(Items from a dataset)
───

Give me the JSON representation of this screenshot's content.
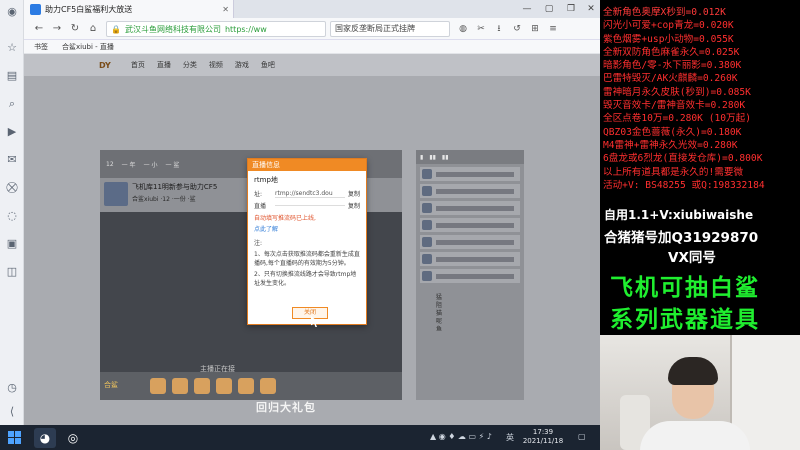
{
  "browser": {
    "tab_title": "助力CF5白鲨福利大放送",
    "site_name": "武汉斗鱼网络科技有限公司",
    "url": "https://ww",
    "search_text": "国家反垄断局正式挂牌",
    "bookmarks": [
      "书签",
      "合鲨xiubi - 直播"
    ]
  },
  "page": {
    "nav": [
      "首页",
      "直播",
      "分类",
      "视频",
      "游戏",
      "鱼吧"
    ],
    "live_top": [
      "12",
      "一 年",
      "一 小",
      "一 鲨"
    ],
    "streamer_title": "飞机库11明新参与助力CF5",
    "streamer_sub": "合鲨xiubi   ·12  ·一份  ·鲨",
    "notice": "主播正在接",
    "room_tag": "合鲨",
    "chat_lines": "猛\n阻\n猫\n呢\n鱼",
    "footer": "回归大礼包"
  },
  "dialog": {
    "header": "直播信息",
    "title": "rtmp地",
    "field1_key": "址:",
    "field1_val": "rtmp://sendtc3.dou",
    "field2_key": "直播",
    "field2_val": "",
    "copy_label": "复制",
    "warn": "自动填写推流码已上线,",
    "link": "点此了解",
    "note_title": "注:",
    "note1": "1、每次点击获取推流码都会重新生成直播码,每个直播码的有效期为5分钟。",
    "note2": "2、只有切换推流线路才会导致rtmp地址发生变化。",
    "ok": "关闭"
  },
  "taskbar": {
    "clock_time": "17:39",
    "clock_date": "2021/11/18",
    "ime": "英",
    "apps": [
      "start-icon",
      "browser-app-icon",
      "obs-app-icon"
    ]
  },
  "promo": {
    "lines": [
      "全新角色奥摩X秒到=0.012K",
      "闪光小可爱+cop青龙=0.020K",
      "紫色烟雾+usp小动物=0.055K",
      "全新双防角色麻雀永久=0.025K",
      "暗影角色/零-水下丽影=0.380K",
      "巴雷特毁灭/AK火麒麟=0.260K",
      "雷神暗月永久皮肤(秒到)=0.085K",
      "毁灭音效卡/雷神音效卡=0.280K",
      "全区点卷10万=0.280K (10万起)",
      "QBZ03金色蔷薇(永久)=0.180K",
      "M4雷神+雷神永久光效=0.280K",
      "6盘龙或6烈龙(直接发仓库)=0.800K",
      "以上所有道具都是永久的!需要微",
      "活动+V: BS48255  或Q:198332184"
    ],
    "line1": "自用1.1+V:xiubiwaishe",
    "line2": "合猪猪号加Q31929870",
    "line3": "VX同号",
    "big1": "飞机可抽白鲨",
    "big2": "系列武器道具"
  },
  "colors": {
    "promo_red": "#ff2f2f",
    "promo_green": "#1fef2f",
    "dialog_orange": "#f08a24"
  }
}
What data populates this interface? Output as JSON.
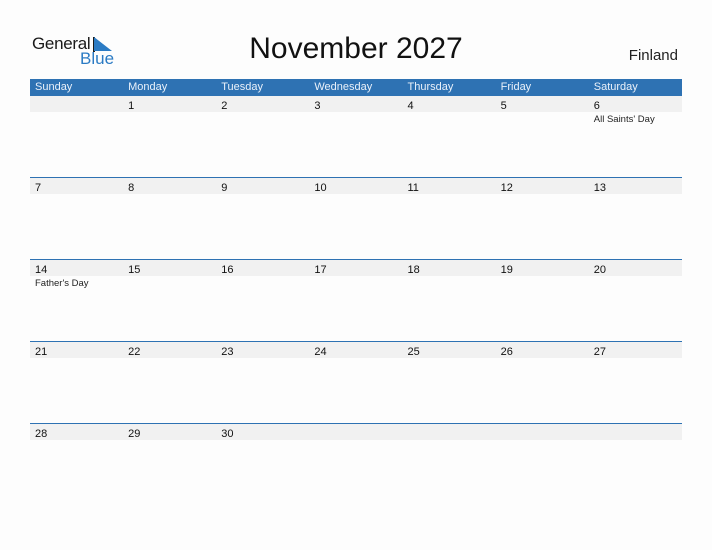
{
  "logo": {
    "line1": "General",
    "line2": "Blue",
    "accent": "#2b7bc4"
  },
  "title": "November 2027",
  "country": "Finland",
  "colors": {
    "header_bg": "#2e72b3",
    "strip_bg": "#f1f1f1"
  },
  "weekdays": [
    "Sunday",
    "Monday",
    "Tuesday",
    "Wednesday",
    "Thursday",
    "Friday",
    "Saturday"
  ],
  "weeks": [
    [
      {
        "d": ""
      },
      {
        "d": "1"
      },
      {
        "d": "2"
      },
      {
        "d": "3"
      },
      {
        "d": "4"
      },
      {
        "d": "5"
      },
      {
        "d": "6",
        "event": "All Saints' Day"
      }
    ],
    [
      {
        "d": "7"
      },
      {
        "d": "8"
      },
      {
        "d": "9"
      },
      {
        "d": "10"
      },
      {
        "d": "11"
      },
      {
        "d": "12"
      },
      {
        "d": "13"
      }
    ],
    [
      {
        "d": "14",
        "event": "Father's Day"
      },
      {
        "d": "15"
      },
      {
        "d": "16"
      },
      {
        "d": "17"
      },
      {
        "d": "18"
      },
      {
        "d": "19"
      },
      {
        "d": "20"
      }
    ],
    [
      {
        "d": "21"
      },
      {
        "d": "22"
      },
      {
        "d": "23"
      },
      {
        "d": "24"
      },
      {
        "d": "25"
      },
      {
        "d": "26"
      },
      {
        "d": "27"
      }
    ],
    [
      {
        "d": "28"
      },
      {
        "d": "29"
      },
      {
        "d": "30"
      },
      {
        "d": ""
      },
      {
        "d": ""
      },
      {
        "d": ""
      },
      {
        "d": ""
      }
    ]
  ]
}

───

List all lines holding the string "event".

        "event": "All Saints' Day"
        "event": "Father's Day"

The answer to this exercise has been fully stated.